## Exercise details
Go through the listing and copy each line with the string "screenshot".
--- Start ---
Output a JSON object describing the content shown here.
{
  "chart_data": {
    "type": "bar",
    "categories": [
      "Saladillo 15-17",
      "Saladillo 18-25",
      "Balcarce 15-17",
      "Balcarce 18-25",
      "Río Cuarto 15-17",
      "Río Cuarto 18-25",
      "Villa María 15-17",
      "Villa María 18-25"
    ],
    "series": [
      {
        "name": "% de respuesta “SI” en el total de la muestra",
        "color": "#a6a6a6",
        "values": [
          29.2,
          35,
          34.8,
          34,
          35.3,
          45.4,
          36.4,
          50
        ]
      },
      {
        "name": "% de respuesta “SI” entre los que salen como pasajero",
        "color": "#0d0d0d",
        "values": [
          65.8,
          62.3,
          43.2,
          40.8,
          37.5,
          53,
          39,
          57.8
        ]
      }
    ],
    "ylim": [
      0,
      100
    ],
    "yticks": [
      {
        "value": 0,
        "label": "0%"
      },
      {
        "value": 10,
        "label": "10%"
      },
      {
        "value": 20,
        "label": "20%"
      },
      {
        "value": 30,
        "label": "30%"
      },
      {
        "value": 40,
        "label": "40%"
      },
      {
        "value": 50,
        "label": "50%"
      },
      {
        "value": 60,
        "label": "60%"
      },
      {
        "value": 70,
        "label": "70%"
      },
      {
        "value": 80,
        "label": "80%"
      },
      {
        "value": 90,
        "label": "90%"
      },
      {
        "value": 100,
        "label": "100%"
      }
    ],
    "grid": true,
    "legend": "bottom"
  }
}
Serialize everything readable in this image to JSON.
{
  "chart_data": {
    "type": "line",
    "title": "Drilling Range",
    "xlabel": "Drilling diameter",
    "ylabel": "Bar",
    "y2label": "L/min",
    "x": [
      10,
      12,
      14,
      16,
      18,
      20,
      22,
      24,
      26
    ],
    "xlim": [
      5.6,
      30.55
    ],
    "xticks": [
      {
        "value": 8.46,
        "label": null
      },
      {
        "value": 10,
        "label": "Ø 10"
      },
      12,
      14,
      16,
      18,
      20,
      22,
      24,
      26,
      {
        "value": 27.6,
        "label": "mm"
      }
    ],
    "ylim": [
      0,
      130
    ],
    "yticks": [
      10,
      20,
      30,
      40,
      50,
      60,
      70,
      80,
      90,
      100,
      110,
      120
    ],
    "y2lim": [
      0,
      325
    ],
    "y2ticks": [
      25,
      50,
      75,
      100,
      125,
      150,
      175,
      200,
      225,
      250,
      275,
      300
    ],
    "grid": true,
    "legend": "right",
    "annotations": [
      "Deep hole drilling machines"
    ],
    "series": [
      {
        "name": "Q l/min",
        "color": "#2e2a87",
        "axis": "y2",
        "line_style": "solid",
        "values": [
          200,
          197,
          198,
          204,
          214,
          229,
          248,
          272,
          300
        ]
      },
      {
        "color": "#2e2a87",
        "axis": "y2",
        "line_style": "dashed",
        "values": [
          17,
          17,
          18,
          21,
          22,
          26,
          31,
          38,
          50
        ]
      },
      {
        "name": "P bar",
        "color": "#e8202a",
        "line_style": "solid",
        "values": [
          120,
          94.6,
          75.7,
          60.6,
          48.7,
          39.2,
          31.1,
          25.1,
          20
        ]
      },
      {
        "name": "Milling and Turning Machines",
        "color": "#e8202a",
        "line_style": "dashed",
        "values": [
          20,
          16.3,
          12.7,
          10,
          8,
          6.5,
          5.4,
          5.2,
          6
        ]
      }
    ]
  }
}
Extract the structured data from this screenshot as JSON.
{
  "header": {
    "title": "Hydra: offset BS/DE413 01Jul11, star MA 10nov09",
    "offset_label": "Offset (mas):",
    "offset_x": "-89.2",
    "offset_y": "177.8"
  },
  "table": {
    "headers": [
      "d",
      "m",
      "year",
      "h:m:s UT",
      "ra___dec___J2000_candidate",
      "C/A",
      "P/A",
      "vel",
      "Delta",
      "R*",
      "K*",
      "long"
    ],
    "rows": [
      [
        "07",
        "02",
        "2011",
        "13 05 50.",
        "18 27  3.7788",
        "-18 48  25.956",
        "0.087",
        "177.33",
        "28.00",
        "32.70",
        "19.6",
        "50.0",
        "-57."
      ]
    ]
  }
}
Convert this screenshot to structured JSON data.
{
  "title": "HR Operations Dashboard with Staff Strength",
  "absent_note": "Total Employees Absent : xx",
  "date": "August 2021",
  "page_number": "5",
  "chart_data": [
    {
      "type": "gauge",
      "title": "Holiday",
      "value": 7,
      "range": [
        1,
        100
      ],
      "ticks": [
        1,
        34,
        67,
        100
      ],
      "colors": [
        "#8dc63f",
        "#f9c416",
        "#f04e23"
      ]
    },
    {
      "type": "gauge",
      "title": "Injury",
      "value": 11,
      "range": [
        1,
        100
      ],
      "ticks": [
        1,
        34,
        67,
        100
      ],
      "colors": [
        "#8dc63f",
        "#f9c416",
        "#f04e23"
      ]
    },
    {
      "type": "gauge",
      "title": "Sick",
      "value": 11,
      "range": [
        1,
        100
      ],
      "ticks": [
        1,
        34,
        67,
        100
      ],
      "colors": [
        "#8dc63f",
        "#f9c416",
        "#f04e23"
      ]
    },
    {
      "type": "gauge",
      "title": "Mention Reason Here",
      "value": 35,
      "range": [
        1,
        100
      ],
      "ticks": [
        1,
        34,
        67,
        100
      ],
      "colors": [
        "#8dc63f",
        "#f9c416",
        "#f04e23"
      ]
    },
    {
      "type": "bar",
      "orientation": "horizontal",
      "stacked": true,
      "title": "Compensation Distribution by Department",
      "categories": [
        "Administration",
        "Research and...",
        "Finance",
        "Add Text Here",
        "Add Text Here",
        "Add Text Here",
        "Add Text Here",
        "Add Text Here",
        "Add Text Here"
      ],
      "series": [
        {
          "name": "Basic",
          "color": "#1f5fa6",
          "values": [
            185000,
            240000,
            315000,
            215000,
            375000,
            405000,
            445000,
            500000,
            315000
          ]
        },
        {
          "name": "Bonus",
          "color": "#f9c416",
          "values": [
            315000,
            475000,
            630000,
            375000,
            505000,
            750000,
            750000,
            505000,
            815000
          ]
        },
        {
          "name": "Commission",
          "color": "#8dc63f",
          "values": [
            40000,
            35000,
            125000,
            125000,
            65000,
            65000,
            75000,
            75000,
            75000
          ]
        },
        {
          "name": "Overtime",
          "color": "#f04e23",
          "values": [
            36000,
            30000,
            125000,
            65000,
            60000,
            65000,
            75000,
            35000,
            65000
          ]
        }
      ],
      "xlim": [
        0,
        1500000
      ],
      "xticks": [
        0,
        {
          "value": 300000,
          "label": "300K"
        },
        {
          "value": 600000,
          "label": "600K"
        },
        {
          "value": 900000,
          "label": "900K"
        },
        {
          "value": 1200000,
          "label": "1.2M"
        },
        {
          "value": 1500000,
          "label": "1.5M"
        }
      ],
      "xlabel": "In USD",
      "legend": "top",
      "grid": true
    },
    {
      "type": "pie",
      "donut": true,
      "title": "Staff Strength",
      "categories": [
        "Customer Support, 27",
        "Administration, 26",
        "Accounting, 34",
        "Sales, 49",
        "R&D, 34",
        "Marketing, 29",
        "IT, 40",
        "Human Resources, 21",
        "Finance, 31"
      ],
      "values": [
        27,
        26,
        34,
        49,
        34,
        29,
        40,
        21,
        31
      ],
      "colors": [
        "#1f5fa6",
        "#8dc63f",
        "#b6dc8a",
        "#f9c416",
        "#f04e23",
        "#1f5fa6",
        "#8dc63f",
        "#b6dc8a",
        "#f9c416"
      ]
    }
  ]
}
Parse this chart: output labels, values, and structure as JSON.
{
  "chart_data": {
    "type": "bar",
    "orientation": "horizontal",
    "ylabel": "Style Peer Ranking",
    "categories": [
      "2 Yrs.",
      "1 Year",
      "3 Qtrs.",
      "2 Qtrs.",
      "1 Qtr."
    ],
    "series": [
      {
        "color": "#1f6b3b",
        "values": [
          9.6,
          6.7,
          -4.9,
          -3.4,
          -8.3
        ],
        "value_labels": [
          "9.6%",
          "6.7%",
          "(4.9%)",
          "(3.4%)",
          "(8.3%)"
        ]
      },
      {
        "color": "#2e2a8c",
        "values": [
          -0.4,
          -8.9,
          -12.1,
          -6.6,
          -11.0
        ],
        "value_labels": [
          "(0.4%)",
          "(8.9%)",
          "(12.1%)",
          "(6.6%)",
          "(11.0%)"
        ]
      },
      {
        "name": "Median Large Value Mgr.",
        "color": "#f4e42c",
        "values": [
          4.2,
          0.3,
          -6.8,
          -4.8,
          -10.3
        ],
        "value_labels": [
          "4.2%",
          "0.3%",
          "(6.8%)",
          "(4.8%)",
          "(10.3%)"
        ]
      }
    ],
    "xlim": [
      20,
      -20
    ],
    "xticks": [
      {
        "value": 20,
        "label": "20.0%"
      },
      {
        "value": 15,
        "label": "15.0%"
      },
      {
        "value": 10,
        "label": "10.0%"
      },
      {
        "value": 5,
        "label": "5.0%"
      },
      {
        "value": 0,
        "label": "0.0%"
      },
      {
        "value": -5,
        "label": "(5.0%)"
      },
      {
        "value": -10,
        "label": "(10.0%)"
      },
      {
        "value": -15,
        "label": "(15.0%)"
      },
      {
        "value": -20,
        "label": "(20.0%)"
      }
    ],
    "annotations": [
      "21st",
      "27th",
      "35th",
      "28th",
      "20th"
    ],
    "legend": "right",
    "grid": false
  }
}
--- End ---
## Written reply
Extract the structured data from this screenshot as JSON.
Convert this screenshot to structured JSON data.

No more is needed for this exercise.